_Written exercise_. Copy out the listing exactly.
━━━ Information provided
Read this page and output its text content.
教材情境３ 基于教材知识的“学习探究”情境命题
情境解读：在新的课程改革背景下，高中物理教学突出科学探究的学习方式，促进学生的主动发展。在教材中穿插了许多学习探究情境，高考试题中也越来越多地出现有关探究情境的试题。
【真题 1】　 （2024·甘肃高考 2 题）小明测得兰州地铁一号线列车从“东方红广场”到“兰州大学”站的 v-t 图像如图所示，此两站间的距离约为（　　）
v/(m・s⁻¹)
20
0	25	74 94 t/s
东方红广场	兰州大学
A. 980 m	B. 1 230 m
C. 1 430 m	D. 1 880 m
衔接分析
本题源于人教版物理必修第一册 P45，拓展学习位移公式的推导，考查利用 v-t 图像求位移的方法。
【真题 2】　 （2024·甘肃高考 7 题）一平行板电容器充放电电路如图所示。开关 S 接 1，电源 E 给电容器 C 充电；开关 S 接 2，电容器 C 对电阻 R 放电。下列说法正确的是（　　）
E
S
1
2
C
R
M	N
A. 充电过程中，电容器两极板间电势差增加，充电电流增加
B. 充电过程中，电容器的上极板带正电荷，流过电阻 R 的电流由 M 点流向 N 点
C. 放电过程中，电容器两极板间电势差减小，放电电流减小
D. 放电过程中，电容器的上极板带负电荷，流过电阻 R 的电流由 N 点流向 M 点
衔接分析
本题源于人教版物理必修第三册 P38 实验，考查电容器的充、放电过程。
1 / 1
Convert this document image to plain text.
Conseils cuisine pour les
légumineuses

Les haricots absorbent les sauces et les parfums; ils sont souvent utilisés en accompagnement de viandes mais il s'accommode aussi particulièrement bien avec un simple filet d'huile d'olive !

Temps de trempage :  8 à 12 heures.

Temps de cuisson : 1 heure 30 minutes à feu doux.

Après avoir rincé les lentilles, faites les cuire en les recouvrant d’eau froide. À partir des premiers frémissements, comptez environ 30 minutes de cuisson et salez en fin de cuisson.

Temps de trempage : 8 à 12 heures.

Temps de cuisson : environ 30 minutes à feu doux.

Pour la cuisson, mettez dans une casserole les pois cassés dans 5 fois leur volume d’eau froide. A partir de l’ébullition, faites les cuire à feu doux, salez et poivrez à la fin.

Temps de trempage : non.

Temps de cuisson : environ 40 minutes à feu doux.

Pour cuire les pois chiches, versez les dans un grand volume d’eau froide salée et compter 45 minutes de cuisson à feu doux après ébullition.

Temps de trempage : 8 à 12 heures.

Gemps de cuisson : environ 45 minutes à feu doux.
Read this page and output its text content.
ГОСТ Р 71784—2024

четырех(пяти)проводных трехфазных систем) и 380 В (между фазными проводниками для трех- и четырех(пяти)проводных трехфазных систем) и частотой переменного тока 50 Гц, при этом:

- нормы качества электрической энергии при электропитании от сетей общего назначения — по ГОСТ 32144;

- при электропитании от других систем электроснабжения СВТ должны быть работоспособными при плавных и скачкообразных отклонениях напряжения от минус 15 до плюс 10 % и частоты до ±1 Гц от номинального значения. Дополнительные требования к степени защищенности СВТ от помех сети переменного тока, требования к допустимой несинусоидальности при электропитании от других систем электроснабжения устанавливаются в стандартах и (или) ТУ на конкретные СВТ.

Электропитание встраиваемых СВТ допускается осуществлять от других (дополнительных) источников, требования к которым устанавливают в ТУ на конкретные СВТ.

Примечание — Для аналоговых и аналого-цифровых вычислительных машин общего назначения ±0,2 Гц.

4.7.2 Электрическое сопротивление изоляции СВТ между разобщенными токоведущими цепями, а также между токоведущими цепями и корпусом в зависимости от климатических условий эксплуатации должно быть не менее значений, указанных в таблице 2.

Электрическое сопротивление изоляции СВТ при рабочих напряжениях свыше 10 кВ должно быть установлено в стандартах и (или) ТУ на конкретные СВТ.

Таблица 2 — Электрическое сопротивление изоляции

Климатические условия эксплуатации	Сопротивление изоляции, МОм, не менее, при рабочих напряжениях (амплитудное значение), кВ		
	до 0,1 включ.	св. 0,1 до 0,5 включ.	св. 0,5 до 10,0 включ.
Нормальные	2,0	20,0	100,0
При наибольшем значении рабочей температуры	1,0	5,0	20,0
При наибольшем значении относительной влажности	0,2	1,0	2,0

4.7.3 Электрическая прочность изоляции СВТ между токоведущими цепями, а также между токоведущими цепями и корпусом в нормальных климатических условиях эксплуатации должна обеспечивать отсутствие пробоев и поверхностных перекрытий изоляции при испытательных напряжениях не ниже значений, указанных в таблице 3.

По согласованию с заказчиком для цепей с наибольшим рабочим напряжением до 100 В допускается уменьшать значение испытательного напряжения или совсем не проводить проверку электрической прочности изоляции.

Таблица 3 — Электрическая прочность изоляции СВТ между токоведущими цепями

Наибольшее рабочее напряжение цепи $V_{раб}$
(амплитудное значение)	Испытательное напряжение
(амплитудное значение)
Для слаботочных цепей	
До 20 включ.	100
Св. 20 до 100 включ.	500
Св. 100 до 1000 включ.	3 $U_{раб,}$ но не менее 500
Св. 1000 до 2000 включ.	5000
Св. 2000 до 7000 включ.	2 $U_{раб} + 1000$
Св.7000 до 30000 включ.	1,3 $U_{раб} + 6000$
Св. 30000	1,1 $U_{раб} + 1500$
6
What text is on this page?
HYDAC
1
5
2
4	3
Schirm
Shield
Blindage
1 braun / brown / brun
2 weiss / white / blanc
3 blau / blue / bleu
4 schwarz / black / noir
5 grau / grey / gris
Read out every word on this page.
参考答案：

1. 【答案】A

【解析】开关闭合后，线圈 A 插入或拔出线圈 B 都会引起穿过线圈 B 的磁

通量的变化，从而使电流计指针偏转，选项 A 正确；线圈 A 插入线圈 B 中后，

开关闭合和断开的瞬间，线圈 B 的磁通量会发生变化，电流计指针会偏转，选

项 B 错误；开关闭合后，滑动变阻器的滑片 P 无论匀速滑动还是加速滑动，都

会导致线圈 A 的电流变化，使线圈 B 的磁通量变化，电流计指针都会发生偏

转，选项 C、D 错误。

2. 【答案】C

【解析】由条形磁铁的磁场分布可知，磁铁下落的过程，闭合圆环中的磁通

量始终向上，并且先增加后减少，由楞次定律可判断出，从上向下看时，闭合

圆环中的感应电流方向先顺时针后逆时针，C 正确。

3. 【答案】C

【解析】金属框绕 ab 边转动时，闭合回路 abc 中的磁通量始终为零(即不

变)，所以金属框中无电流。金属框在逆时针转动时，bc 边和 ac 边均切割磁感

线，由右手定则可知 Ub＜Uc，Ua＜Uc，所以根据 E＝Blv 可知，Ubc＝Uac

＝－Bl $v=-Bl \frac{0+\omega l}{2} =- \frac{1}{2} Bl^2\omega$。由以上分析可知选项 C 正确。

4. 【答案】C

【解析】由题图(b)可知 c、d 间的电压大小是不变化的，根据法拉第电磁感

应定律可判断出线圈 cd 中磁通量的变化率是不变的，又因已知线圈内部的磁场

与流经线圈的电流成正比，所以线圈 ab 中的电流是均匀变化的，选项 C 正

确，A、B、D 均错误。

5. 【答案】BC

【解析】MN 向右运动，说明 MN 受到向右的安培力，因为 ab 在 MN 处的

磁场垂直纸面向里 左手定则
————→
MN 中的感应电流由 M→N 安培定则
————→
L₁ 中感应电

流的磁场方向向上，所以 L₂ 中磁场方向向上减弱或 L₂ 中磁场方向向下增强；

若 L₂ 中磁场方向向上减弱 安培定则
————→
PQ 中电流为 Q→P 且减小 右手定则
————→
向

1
━━━━━━
_Exercise response_.
Read this page and output its text content.
教材情境３ 基于教材知识的“学习探究”情境命题
情境解读：在新的课程改革背景下，高中物理教学突出科学探究的学习方式，促进学生的主动发展。在教材中穿插了许多学习探究情境，高考试题中也越来越多地出现有关探究情境的试题。
【真题 1】　 （2024·甘肃高考 2 题）小明测得兰州地铁一号线列车从“东方红广场”到“兰州大学”站的 v-t 图像如图所示，此两站间的距离约为（　　）
v/(m・s⁻¹)
20
0	25	74 94 t/s
东方红广场	兰州大学
A. 980 m	B. 1 230 m
C. 1 430 m	D. 1 880 m
衔接分析
本题源于人教版物理必修第一册 P45，拓展学习位移公式的推导，考查利用 v-t 图像求位移的方法。
【真题 2】　 （2024·甘肃高考 7 题）一平行板电容器充放电电路如图所示。开关 S 接 1，电源 E 给电容器 C 充电；开关 S 接 2，电容器 C 对电阻 R 放电。下列说法正确的是（　　）
E
S
1
2
C
R
M	N
A. 充电过程中，电容器两极板间电势差增加，充电电流增加
B. 充电过程中，电容器的上极板带正电荷，流过电阻 R 的电流由 M 点流向 N 点
C. 放电过程中，电容器两极板间电势差减小，放电电流减小
D. 放电过程中，电容器的上极板带负电荷，流过电阻 R 的电流由 N 点流向 M 点
衔接分析
本题源于人教版物理必修第三册 P38 实验，考查电容器的充、放电过程。
1 / 1
Convert this document image to plain text.
Conseils cuisine pour les
légumineuses

Les haricots absorbent les sauces et les parfums; ils sont souvent utilisés en accompagnement de viandes mais il s'accommode aussi particulièrement bien avec un simple filet d'huile d'olive !

Temps de trempage :  8 à 12 heures.

Temps de cuisson : 1 heure 30 minutes à feu doux.

Après avoir rincé les lentilles, faites les cuire en les recouvrant d’eau froide. À partir des premiers frémissements, comptez environ 30 minutes de cuisson et salez en fin de cuisson.

Temps de trempage : 8 à 12 heures.

Temps de cuisson : environ 30 minutes à feu doux.

Pour la cuisson, mettez dans une casserole les pois cassés dans 5 fois leur volume d’eau froide. A partir de l’ébullition, faites les cuire à feu doux, salez et poivrez à la fin.

Temps de trempage : non.

Temps de cuisson : environ 40 minutes à feu doux.

Pour cuire les pois chiches, versez les dans un grand volume d’eau froide salée et compter 45 minutes de cuisson à feu doux après ébullition.

Temps de trempage : 8 à 12 heures.

Gemps de cuisson : environ 45 minutes à feu doux.
Read this page and output its text content.
ГОСТ Р 71784—2024

четырех(пяти)проводных трехфазных систем) и 380 В (между фазными проводниками для трех- и четырех(пяти)проводных трехфазных систем) и частотой переменного тока 50 Гц, при этом:

- нормы качества электрической энергии при электропитании от сетей общего назначения — по ГОСТ 32144;

- при электропитании от других систем электроснабжения СВТ должны быть работоспособными при плавных и скачкообразных отклонениях напряжения от минус 15 до плюс 10 % и частоты до ±1 Гц от номинального значения. Дополнительные требования к степени защищенности СВТ от помех сети переменного тока, требования к допустимой несинусоидальности при электропитании от других систем электроснабжения устанавливаются в стандартах и (или) ТУ на конкретные СВТ.

Электропитание встраиваемых СВТ допускается осуществлять от других (дополнительных) источников, требования к которым устанавливают в ТУ на конкретные СВТ.

Примечание — Для аналоговых и аналого-цифровых вычислительных машин общего назначения ±0,2 Гц.

4.7.2 Электрическое сопротивление изоляции СВТ между разобщенными токоведущими цепями, а также между токоведущими цепями и корпусом в зависимости от климатических условий эксплуатации должно быть не менее значений, указанных в таблице 2.

Электрическое сопротивление изоляции СВТ при рабочих напряжениях свыше 10 кВ должно быть установлено в стандартах и (или) ТУ на конкретные СВТ.

Таблица 2 — Электрическое сопротивление изоляции

Климатические условия эксплуатации	Сопротивление изоляции, МОм, не менее, при рабочих напряжениях (амплитудное значение), кВ		
	до 0,1 включ.	св. 0,1 до 0,5 включ.	св. 0,5 до 10,0 включ.
Нормальные	2,0	20,0	100,0
При наибольшем значении рабочей температуры	1,0	5,0	20,0
При наибольшем значении относительной влажности	0,2	1,0	2,0

4.7.3 Электрическая прочность изоляции СВТ между токоведущими цепями, а также между токоведущими цепями и корпусом в нормальных климатических условиях эксплуатации должна обеспечивать отсутствие пробоев и поверхностных перекрытий изоляции при испытательных напряжениях не ниже значений, указанных в таблице 3.

По согласованию с заказчиком для цепей с наибольшим рабочим напряжением до 100 В допускается уменьшать значение испытательного напряжения или совсем не проводить проверку электрической прочности изоляции.

Таблица 3 — Электрическая прочность изоляции СВТ между токоведущими цепями

Наибольшее рабочее напряжение цепи $V_{раб}$
(амплитудное значение)	Испытательное напряжение
(амплитудное значение)
Для слаботочных цепей	
До 20 включ.	100
Св. 20 до 100 включ.	500
Св. 100 до 1000 включ.	3 $U_{раб,}$ но не менее 500
Св. 1000 до 2000 включ.	5000
Св. 2000 до 7000 включ.	2 $U_{раб} + 1000$
Св.7000 до 30000 включ.	1,3 $U_{раб} + 6000$
Св. 30000	1,1 $U_{раб} + 1500$
6
What text is on this page?
HYDAC
1
5
2
4	3
Schirm
Shield
Blindage
1 braun / brown / brun
2 weiss / white / blanc
3 blau / blue / bleu
4 schwarz / black / noir
5 grau / grey / gris
Read out every word on this page.
参考答案：

1. 【答案】A

【解析】开关闭合后，线圈 A 插入或拔出线圈 B 都会引起穿过线圈 B 的磁

通量的变化，从而使电流计指针偏转，选项 A 正确；线圈 A 插入线圈 B 中后，

开关闭合和断开的瞬间，线圈 B 的磁通量会发生变化，电流计指针会偏转，选

项 B 错误；开关闭合后，滑动变阻器的滑片 P 无论匀速滑动还是加速滑动，都

会导致线圈 A 的电流变化，使线圈 B 的磁通量变化，电流计指针都会发生偏

转，选项 C、D 错误。

2. 【答案】C

【解析】由条形磁铁的磁场分布可知，磁铁下落的过程，闭合圆环中的磁通

量始终向上，并且先增加后减少，由楞次定律可判断出，从上向下看时，闭合

圆环中的感应电流方向先顺时针后逆时针，C 正确。

3. 【答案】C

【解析】金属框绕 ab 边转动时，闭合回路 abc 中的磁通量始终为零(即不

变)，所以金属框中无电流。金属框在逆时针转动时，bc 边和 ac 边均切割磁感

线，由右手定则可知 Ub＜Uc，Ua＜Uc，所以根据 E＝Blv 可知，Ubc＝Uac

＝－Bl $v=-Bl \frac{0+\omega l}{2} =- \frac{1}{2} Bl^2\omega$。由以上分析可知选项 C 正确。

4. 【答案】C

【解析】由题图(b)可知 c、d 间的电压大小是不变化的，根据法拉第电磁感

应定律可判断出线圈 cd 中磁通量的变化率是不变的，又因已知线圈内部的磁场

与流经线圈的电流成正比，所以线圈 ab 中的电流是均匀变化的，选项 C 正

确，A、B、D 均错误。

5. 【答案】BC

【解析】MN 向右运动，说明 MN 受到向右的安培力，因为 ab 在 MN 处的

磁场垂直纸面向里 左手定则
————→
MN 中的感应电流由 M→N 安培定则
————→
L₁ 中感应电

流的磁场方向向上，所以 L₂ 中磁场方向向上减弱或 L₂ 中磁场方向向下增强；

若 L₂ 中磁场方向向上减弱 安培定则
————→
PQ 中电流为 Q→P 且减小 右手定则
————→
向

1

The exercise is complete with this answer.